Print every entry, word for word, and skip the images.

▶ DATA SHOWN
....

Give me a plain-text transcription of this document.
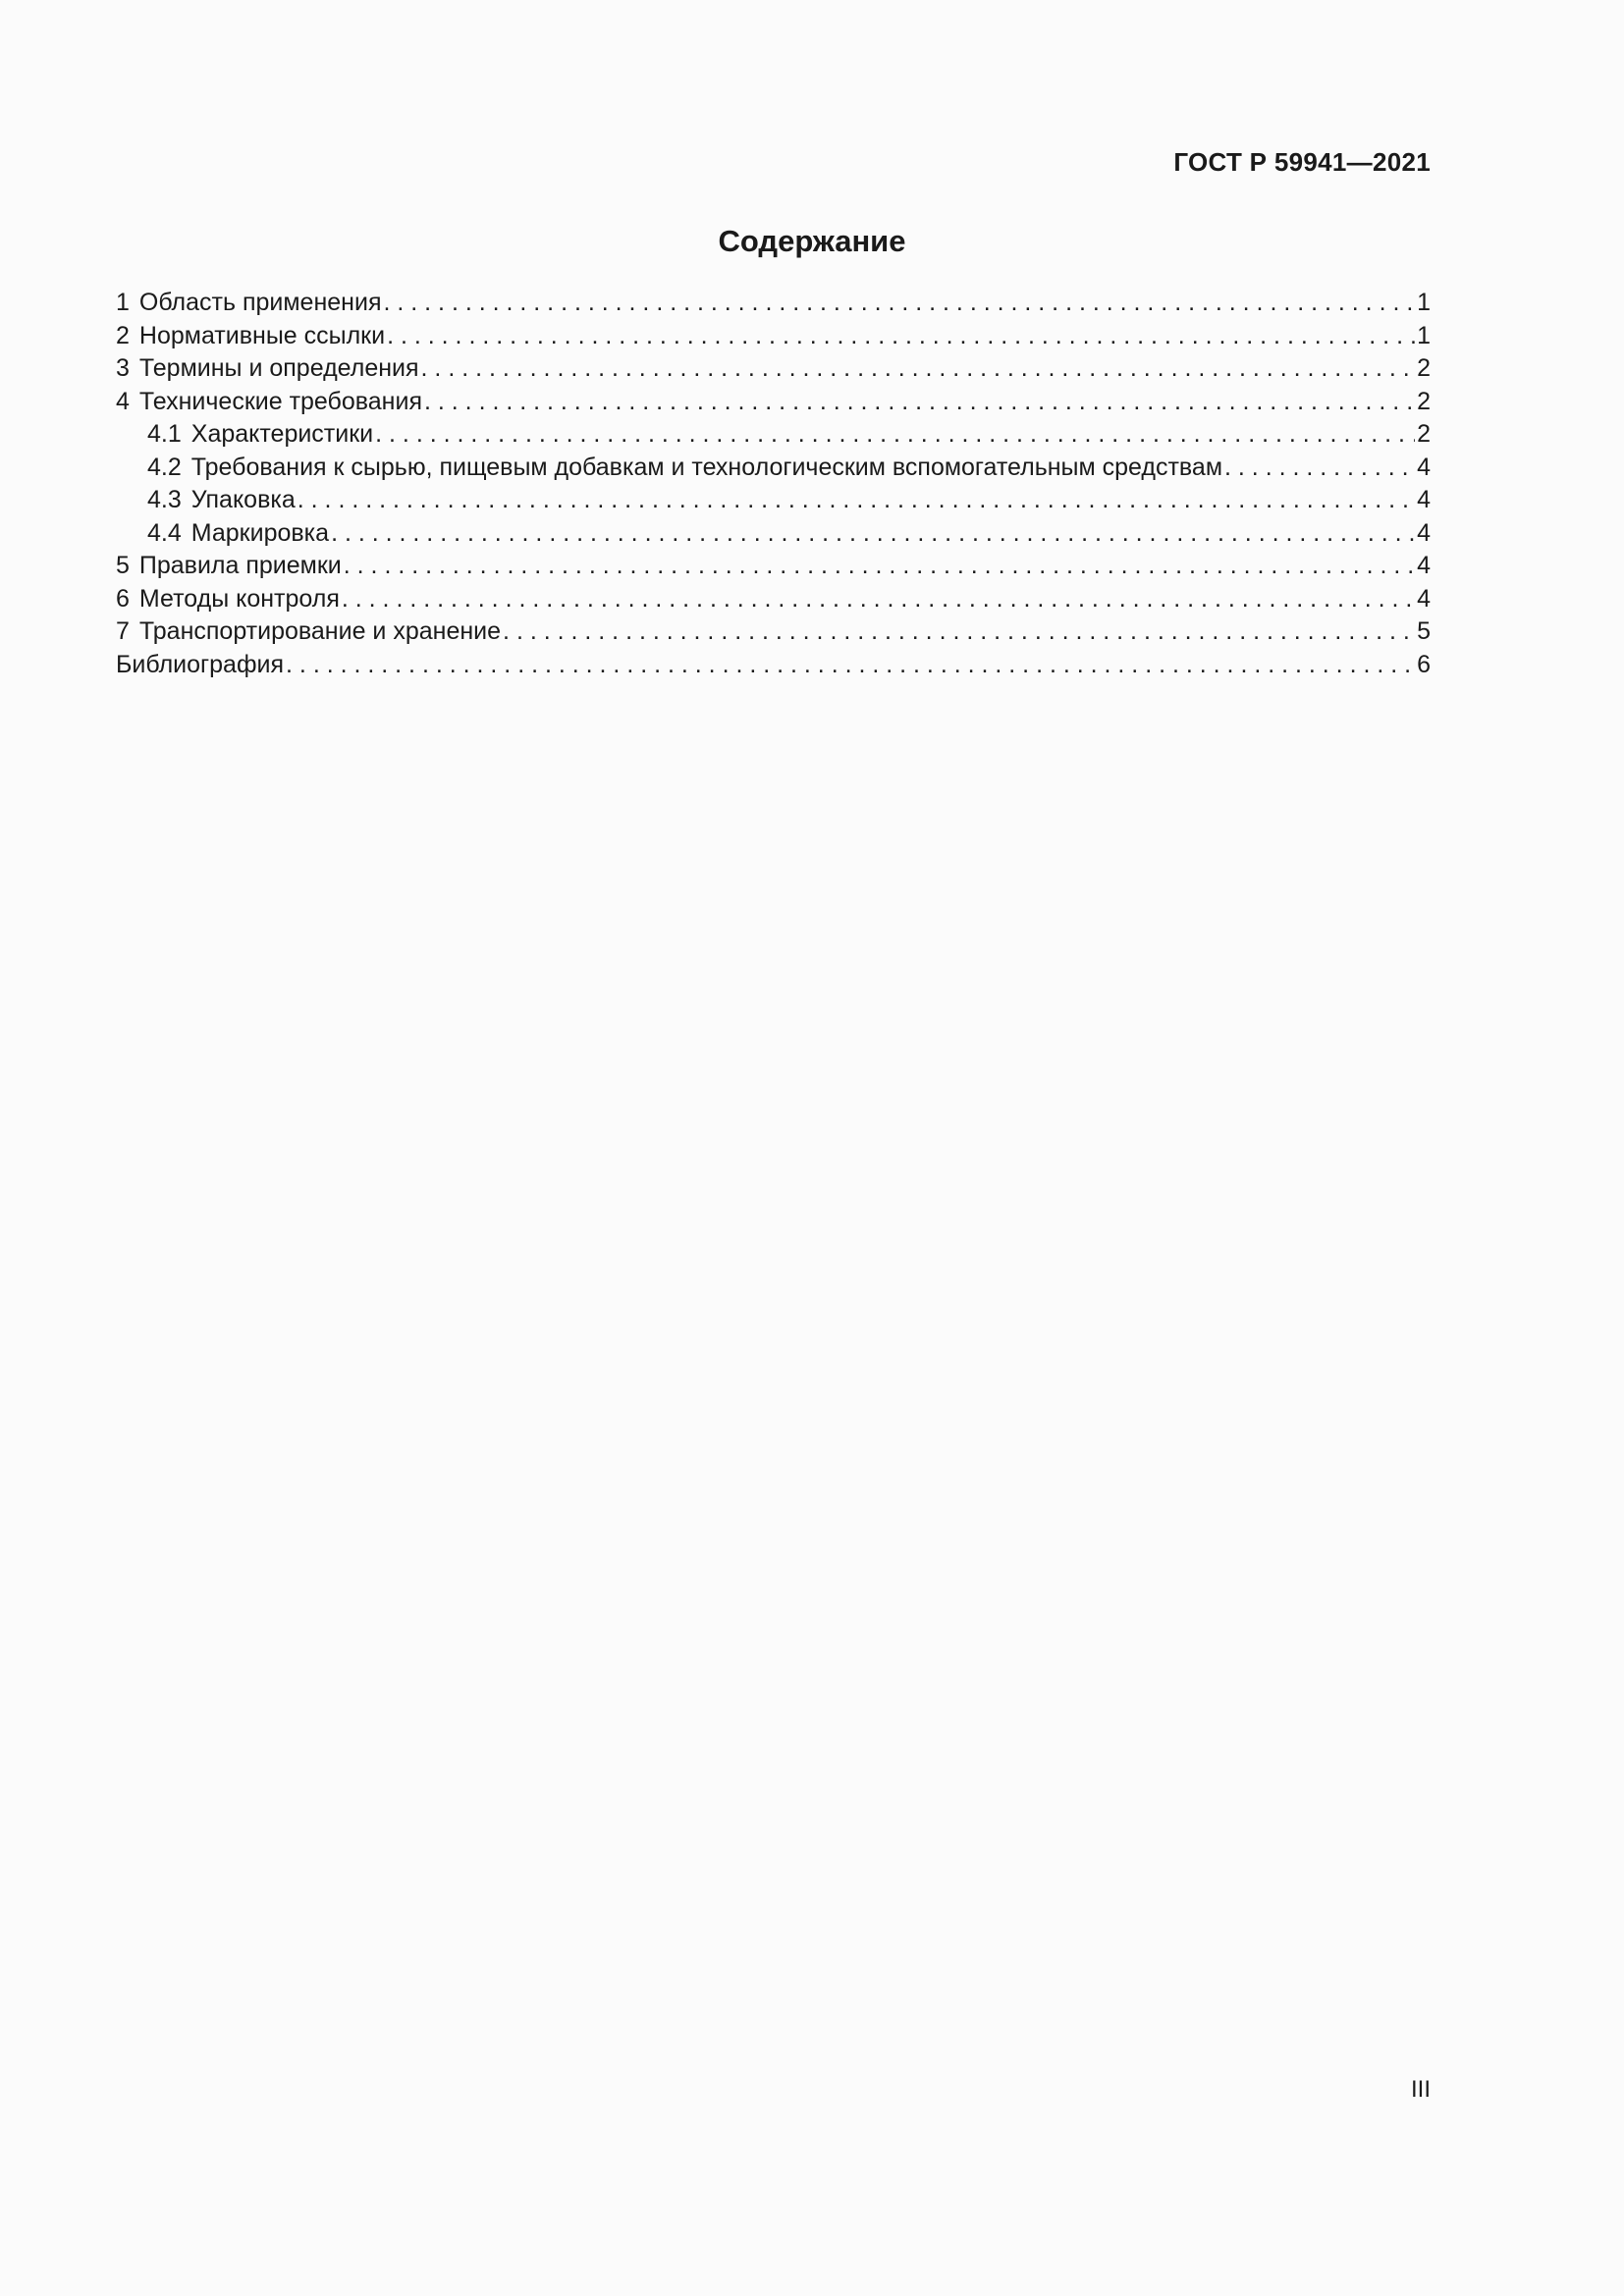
ГОСТ Р 59941—2021

Содержание
1 Область применения . . .	1
2 Нормативные ссылки . . .	1
3 Термины и определения . . .	2
4 Технические требования . . .	2
4.1 Характеристики . . .	2
4.2 Требования к сырью, пищевым добавкам и технологическим вспомогательным средствам . . .	4
4.3 Упаковка . . .	4
4.4 Маркировка . . .	4
5 Правила приемки . . .	4
6 Методы контроля . . .	4
7 Транспортирование и хранение . . .	5
Библиография . . .	6

III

....

▶ THE SOLUTION
Give me a plain-text transcription of this document.
ГОСТ Р 59941—2021

Содержание
1 Область применения . . .	1
2 Нормативные ссылки . . .	1
3 Термины и определения . . .	2
4 Технические требования . . .	2
4.1 Характеристики . . .	2
4.2 Требования к сырью, пищевым добавкам и технологическим вспомогательным средствам . . .	4
4.3 Упаковка . . .	4
4.4 Маркировка . . .	4
5 Правила приемки . . .	4
6 Методы контроля . . .	4
7 Транспортирование и хранение . . .	5
Библиография . . .	6

III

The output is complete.